Transcribe each line of the material as it is, and drop any picture.

-------- Source material --------

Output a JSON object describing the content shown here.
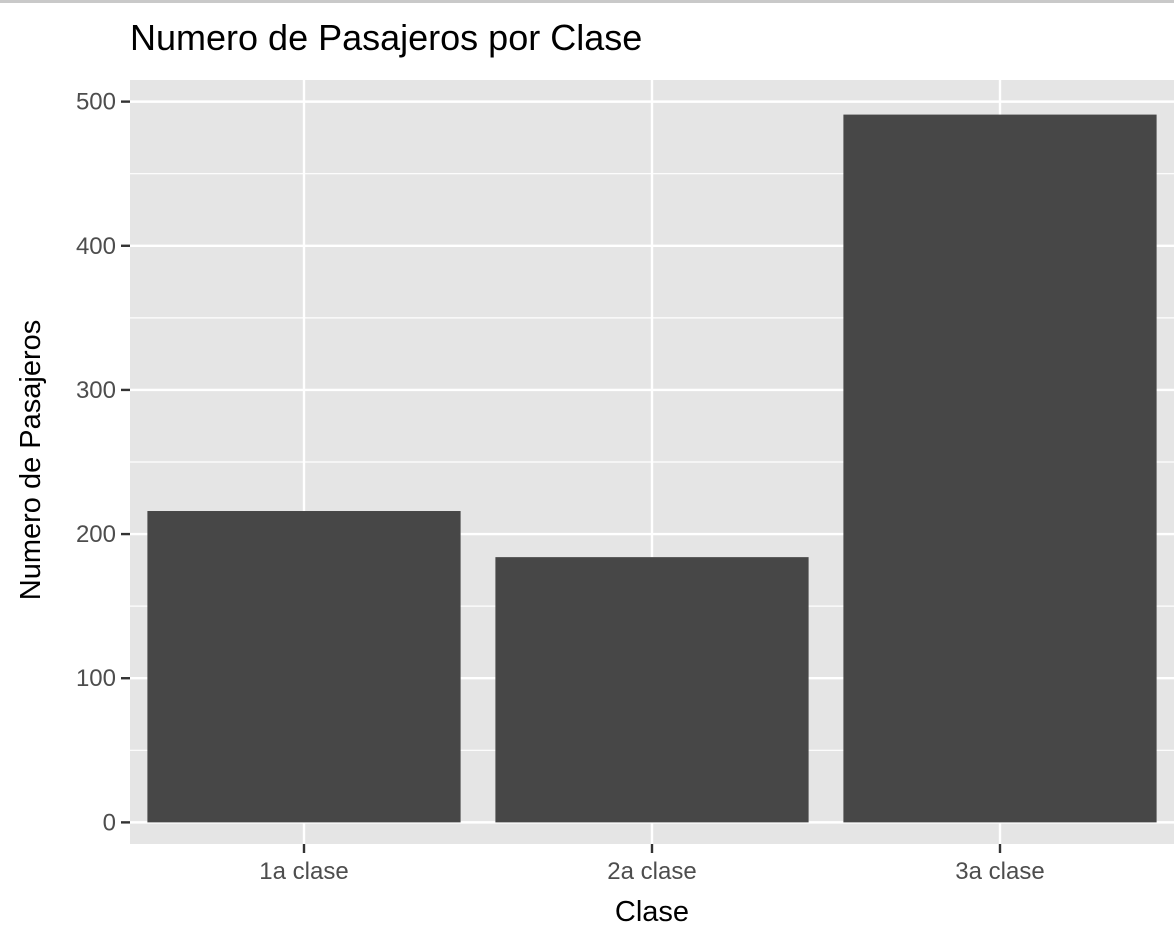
{
  "chart_data": {
    "type": "bar",
    "title": "Numero de Pasajeros por Clase",
    "xlabel": "Clase",
    "ylabel": "Numero de Pasajeros",
    "categories": [
      "1a clase",
      "2a clase",
      "3a clase"
    ],
    "values": [
      216,
      184,
      491
    ],
    "ylim": [
      -15,
      515
    ],
    "yticks": [
      0,
      100,
      200,
      300,
      400,
      500
    ],
    "grid": true,
    "legend": "none",
    "colors": {
      "bar": "#474747",
      "panel": "#e5e5e5",
      "grid": "#ffffff",
      "tick": "#333333",
      "tick_label": "#4d4d4d",
      "text": "#000000"
    }
  }
}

--------

◆ Output for this exercise:
Output a JSON object describing the content shown here.
{
  "chart_data": {
    "type": "bar",
    "title": "Numero de Pasajeros por Clase",
    "xlabel": "Clase",
    "ylabel": "Numero de Pasajeros",
    "categories": [
      "1a clase",
      "2a clase",
      "3a clase"
    ],
    "values": [
      216,
      184,
      491
    ],
    "ylim": [
      -15,
      515
    ],
    "yticks": [
      0,
      100,
      200,
      300,
      400,
      500
    ],
    "grid": true,
    "legend": "none",
    "colors": {
      "bar": "#474747",
      "panel": "#e5e5e5",
      "grid": "#ffffff",
      "tick": "#333333",
      "tick_label": "#4d4d4d",
      "text": "#000000"
    }
  }
}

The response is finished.